**WRITTEN PROBLEM**
Keep only those lines of the records that include the string "JSON".

**RECORDS TO PROCESS**
┌──
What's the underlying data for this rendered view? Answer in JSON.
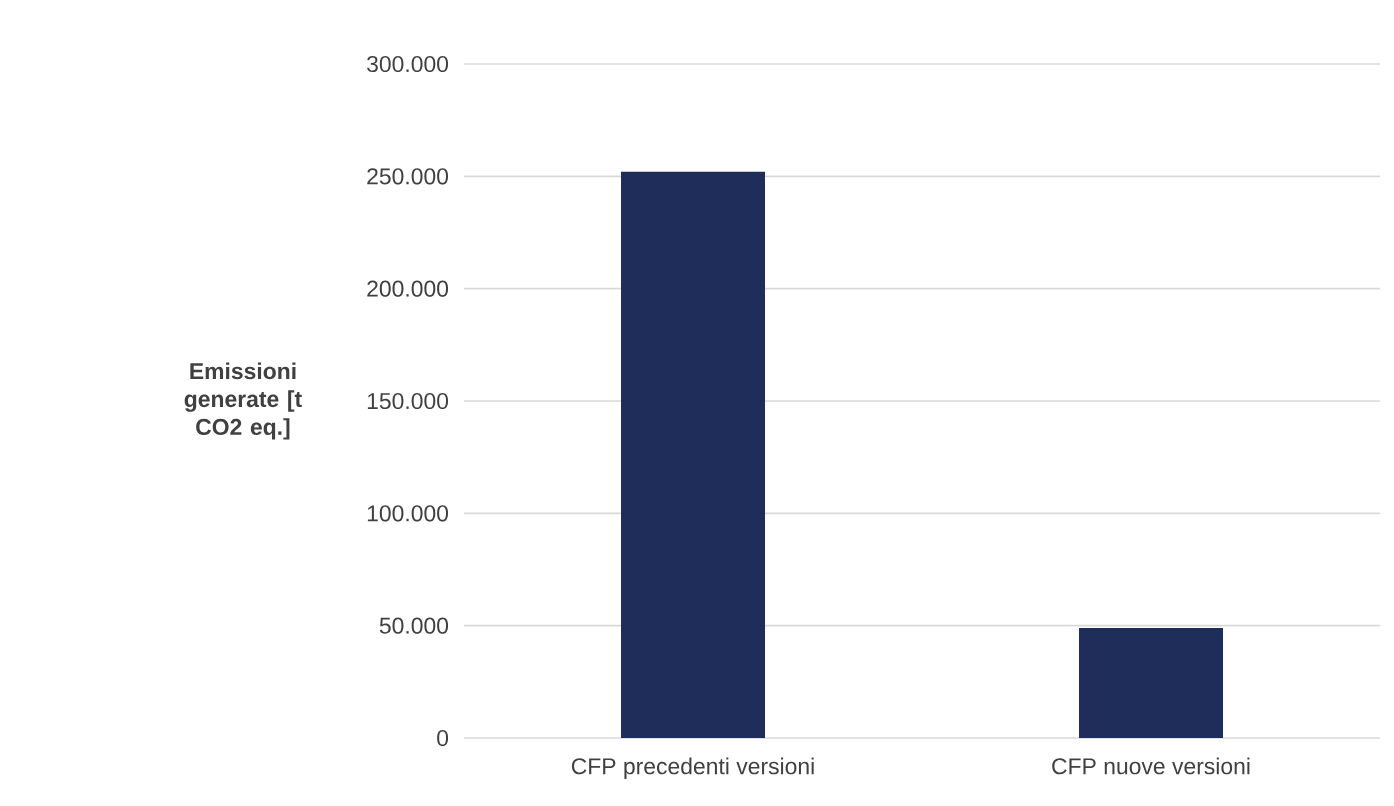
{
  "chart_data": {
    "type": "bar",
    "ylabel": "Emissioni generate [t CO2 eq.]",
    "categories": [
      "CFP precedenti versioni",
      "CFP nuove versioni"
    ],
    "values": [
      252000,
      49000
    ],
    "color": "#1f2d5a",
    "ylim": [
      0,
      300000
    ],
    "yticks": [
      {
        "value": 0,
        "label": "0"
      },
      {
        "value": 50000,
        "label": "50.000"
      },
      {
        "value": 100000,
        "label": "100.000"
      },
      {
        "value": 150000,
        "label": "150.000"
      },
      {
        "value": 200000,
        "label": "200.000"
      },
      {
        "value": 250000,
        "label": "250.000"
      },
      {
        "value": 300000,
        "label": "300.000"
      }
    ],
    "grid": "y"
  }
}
└──
┌──
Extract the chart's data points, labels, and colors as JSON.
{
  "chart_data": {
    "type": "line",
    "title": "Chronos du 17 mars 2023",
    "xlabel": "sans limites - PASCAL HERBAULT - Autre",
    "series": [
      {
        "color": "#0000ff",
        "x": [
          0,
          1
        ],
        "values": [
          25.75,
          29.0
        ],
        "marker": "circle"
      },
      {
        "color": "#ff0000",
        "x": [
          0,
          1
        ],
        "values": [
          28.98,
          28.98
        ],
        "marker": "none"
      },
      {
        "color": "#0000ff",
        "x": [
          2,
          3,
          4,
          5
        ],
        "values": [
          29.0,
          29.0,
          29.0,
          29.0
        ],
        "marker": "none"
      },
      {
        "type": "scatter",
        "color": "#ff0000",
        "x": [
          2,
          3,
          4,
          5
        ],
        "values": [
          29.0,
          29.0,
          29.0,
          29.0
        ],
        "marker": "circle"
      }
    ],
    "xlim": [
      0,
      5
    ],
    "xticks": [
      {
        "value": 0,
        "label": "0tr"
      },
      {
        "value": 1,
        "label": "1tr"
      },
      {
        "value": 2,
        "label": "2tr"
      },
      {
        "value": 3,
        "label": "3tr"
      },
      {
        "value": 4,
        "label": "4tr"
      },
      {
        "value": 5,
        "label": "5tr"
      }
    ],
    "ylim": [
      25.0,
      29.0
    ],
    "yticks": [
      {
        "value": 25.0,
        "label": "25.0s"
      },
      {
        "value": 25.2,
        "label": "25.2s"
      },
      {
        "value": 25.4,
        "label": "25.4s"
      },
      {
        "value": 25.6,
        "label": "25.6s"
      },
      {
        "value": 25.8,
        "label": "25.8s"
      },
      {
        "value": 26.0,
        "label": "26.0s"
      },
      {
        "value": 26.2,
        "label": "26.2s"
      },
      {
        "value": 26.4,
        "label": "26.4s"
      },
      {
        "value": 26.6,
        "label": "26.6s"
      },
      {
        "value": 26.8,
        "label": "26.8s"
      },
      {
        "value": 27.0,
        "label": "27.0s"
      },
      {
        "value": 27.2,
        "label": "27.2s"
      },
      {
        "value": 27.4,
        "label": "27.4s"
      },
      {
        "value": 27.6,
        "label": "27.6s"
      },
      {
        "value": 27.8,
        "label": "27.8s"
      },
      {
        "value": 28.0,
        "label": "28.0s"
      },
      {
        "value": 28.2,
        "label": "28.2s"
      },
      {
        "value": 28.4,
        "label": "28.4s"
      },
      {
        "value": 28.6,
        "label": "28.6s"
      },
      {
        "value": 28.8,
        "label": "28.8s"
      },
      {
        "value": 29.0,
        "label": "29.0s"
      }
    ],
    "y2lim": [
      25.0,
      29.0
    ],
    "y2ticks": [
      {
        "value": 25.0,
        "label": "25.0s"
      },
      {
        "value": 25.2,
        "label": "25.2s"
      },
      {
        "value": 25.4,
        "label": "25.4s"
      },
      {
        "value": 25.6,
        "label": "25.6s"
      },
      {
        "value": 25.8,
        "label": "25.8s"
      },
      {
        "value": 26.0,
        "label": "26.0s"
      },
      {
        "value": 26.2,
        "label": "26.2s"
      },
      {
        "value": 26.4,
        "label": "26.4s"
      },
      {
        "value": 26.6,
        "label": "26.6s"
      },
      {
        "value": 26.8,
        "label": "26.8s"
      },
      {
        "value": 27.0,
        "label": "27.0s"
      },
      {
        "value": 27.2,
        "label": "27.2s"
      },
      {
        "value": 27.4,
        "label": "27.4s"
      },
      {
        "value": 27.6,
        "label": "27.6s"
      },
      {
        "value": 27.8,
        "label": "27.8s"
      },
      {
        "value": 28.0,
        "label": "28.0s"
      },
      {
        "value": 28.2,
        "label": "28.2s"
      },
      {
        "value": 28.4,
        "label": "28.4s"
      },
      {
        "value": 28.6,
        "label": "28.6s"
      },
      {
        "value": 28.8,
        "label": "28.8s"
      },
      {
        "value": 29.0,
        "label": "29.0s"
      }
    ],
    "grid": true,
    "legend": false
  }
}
└──
**TASK OUTPUT**
What's the underlying data for this rendered view? Answer in JSON.
Extract the chart's data points, labels, and colors as JSON.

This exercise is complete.